▸ Figure data in JSON:
-----
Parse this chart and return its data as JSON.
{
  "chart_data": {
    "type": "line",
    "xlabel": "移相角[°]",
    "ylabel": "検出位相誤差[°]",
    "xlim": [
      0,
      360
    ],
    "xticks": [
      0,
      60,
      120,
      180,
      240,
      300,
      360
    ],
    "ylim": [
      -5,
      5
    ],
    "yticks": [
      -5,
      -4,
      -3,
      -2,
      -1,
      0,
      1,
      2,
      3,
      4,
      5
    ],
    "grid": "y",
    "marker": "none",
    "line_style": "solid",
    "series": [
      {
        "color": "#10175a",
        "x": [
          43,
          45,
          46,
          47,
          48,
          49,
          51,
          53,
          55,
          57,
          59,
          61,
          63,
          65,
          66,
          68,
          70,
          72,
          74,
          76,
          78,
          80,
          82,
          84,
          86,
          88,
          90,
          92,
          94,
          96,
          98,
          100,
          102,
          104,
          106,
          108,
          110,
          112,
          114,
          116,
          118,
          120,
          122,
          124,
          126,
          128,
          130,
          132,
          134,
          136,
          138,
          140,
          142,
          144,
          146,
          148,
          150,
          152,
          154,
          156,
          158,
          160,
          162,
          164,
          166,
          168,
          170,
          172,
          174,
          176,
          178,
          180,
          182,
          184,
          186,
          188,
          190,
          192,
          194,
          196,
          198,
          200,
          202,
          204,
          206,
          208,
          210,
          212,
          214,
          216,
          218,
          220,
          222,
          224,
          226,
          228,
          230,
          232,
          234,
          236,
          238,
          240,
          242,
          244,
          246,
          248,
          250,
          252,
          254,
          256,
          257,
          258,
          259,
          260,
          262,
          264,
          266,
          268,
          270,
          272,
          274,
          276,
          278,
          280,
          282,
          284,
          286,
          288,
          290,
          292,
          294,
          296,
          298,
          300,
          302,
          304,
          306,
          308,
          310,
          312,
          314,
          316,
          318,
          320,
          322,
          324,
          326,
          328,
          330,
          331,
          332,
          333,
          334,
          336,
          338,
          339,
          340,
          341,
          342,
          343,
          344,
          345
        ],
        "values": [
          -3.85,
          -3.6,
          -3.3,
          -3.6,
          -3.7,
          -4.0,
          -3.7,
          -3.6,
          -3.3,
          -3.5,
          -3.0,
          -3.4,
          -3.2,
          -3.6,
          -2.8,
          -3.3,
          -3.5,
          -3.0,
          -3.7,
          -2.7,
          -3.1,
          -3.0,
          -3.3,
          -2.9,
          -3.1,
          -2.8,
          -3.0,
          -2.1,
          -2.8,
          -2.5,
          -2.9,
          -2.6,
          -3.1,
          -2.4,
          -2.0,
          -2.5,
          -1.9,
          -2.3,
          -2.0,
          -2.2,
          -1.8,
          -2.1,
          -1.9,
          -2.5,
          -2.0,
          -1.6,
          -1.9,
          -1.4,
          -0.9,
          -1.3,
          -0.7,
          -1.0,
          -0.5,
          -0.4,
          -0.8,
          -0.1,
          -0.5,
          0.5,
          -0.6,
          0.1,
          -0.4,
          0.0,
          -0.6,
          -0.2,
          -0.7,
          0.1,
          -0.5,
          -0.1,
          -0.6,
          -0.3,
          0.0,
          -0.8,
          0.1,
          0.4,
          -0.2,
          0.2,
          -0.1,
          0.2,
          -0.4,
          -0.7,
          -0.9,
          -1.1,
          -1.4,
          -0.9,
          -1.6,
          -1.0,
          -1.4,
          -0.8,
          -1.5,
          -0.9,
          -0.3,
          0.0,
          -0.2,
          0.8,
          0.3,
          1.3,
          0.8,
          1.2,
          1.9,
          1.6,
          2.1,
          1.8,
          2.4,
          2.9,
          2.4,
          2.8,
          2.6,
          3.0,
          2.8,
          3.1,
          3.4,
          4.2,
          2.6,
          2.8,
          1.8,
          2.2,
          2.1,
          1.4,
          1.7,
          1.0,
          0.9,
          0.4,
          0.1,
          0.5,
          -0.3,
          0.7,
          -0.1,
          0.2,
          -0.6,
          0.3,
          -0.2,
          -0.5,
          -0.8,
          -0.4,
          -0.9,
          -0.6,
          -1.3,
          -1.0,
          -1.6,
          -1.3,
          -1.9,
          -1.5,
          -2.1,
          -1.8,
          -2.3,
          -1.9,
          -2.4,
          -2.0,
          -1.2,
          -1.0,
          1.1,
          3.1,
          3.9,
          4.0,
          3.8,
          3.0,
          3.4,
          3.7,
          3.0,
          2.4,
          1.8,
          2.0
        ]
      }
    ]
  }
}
-----
▸ Goal: Print the records once more, exactly as they were given.

▸ Task result:
Parse this chart and return its data as JSON.
{
  "chart_data": {
    "type": "line",
    "xlabel": "移相角[°]",
    "ylabel": "検出位相誤差[°]",
    "xlim": [
      0,
      360
    ],
    "xticks": [
      0,
      60,
      120,
      180,
      240,
      300,
      360
    ],
    "ylim": [
      -5,
      5
    ],
    "yticks": [
      -5,
      -4,
      -3,
      -2,
      -1,
      0,
      1,
      2,
      3,
      4,
      5
    ],
    "grid": "y",
    "marker": "none",
    "line_style": "solid",
    "series": [
      {
        "color": "#10175a",
        "x": [
          43,
          45,
          46,
          47,
          48,
          49,
          51,
          53,
          55,
          57,
          59,
          61,
          63,
          65,
          66,
          68,
          70,
          72,
          74,
          76,
          78,
          80,
          82,
          84,
          86,
          88,
          90,
          92,
          94,
          96,
          98,
          100,
          102,
          104,
          106,
          108,
          110,
          112,
          114,
          116,
          118,
          120,
          122,
          124,
          126,
          128,
          130,
          132,
          134,
          136,
          138,
          140,
          142,
          144,
          146,
          148,
          150,
          152,
          154,
          156,
          158,
          160,
          162,
          164,
          166,
          168,
          170,
          172,
          174,
          176,
          178,
          180,
          182,
          184,
          186,
          188,
          190,
          192,
          194,
          196,
          198,
          200,
          202,
          204,
          206,
          208,
          210,
          212,
          214,
          216,
          218,
          220,
          222,
          224,
          226,
          228,
          230,
          232,
          234,
          236,
          238,
          240,
          242,
          244,
          246,
          248,
          250,
          252,
          254,
          256,
          257,
          258,
          259,
          260,
          262,
          264,
          266,
          268,
          270,
          272,
          274,
          276,
          278,
          280,
          282,
          284,
          286,
          288,
          290,
          292,
          294,
          296,
          298,
          300,
          302,
          304,
          306,
          308,
          310,
          312,
          314,
          316,
          318,
          320,
          322,
          324,
          326,
          328,
          330,
          331,
          332,
          333,
          334,
          336,
          338,
          339,
          340,
          341,
          342,
          343,
          344,
          345
        ],
        "values": [
          -3.85,
          -3.6,
          -3.3,
          -3.6,
          -3.7,
          -4.0,
          -3.7,
          -3.6,
          -3.3,
          -3.5,
          -3.0,
          -3.4,
          -3.2,
          -3.6,
          -2.8,
          -3.3,
          -3.5,
          -3.0,
          -3.7,
          -2.7,
          -3.1,
          -3.0,
          -3.3,
          -2.9,
          -3.1,
          -2.8,
          -3.0,
          -2.1,
          -2.8,
          -2.5,
          -2.9,
          -2.6,
          -3.1,
          -2.4,
          -2.0,
          -2.5,
          -1.9,
          -2.3,
          -2.0,
          -2.2,
          -1.8,
          -2.1,
          -1.9,
          -2.5,
          -2.0,
          -1.6,
          -1.9,
          -1.4,
          -0.9,
          -1.3,
          -0.7,
          -1.0,
          -0.5,
          -0.4,
          -0.8,
          -0.1,
          -0.5,
          0.5,
          -0.6,
          0.1,
          -0.4,
          0.0,
          -0.6,
          -0.2,
          -0.7,
          0.1,
          -0.5,
          -0.1,
          -0.6,
          -0.3,
          0.0,
          -0.8,
          0.1,
          0.4,
          -0.2,
          0.2,
          -0.1,
          0.2,
          -0.4,
          -0.7,
          -0.9,
          -1.1,
          -1.4,
          -0.9,
          -1.6,
          -1.0,
          -1.4,
          -0.8,
          -1.5,
          -0.9,
          -0.3,
          0.0,
          -0.2,
          0.8,
          0.3,
          1.3,
          0.8,
          1.2,
          1.9,
          1.6,
          2.1,
          1.8,
          2.4,
          2.9,
          2.4,
          2.8,
          2.6,
          3.0,
          2.8,
          3.1,
          3.4,
          4.2,
          2.6,
          2.8,
          1.8,
          2.2,
          2.1,
          1.4,
          1.7,
          1.0,
          0.9,
          0.4,
          0.1,
          0.5,
          -0.3,
          0.7,
          -0.1,
          0.2,
          -0.6,
          0.3,
          -0.2,
          -0.5,
          -0.8,
          -0.4,
          -0.9,
          -0.6,
          -1.3,
          -1.0,
          -1.6,
          -1.3,
          -1.9,
          -1.5,
          -2.1,
          -1.8,
          -2.3,
          -1.9,
          -2.4,
          -2.0,
          -1.2,
          -1.0,
          1.1,
          3.1,
          3.9,
          4.0,
          3.8,
          3.0,
          3.4,
          3.7,
          3.0,
          2.4,
          1.8,
          2.0
        ]
      }
    ]
  }
}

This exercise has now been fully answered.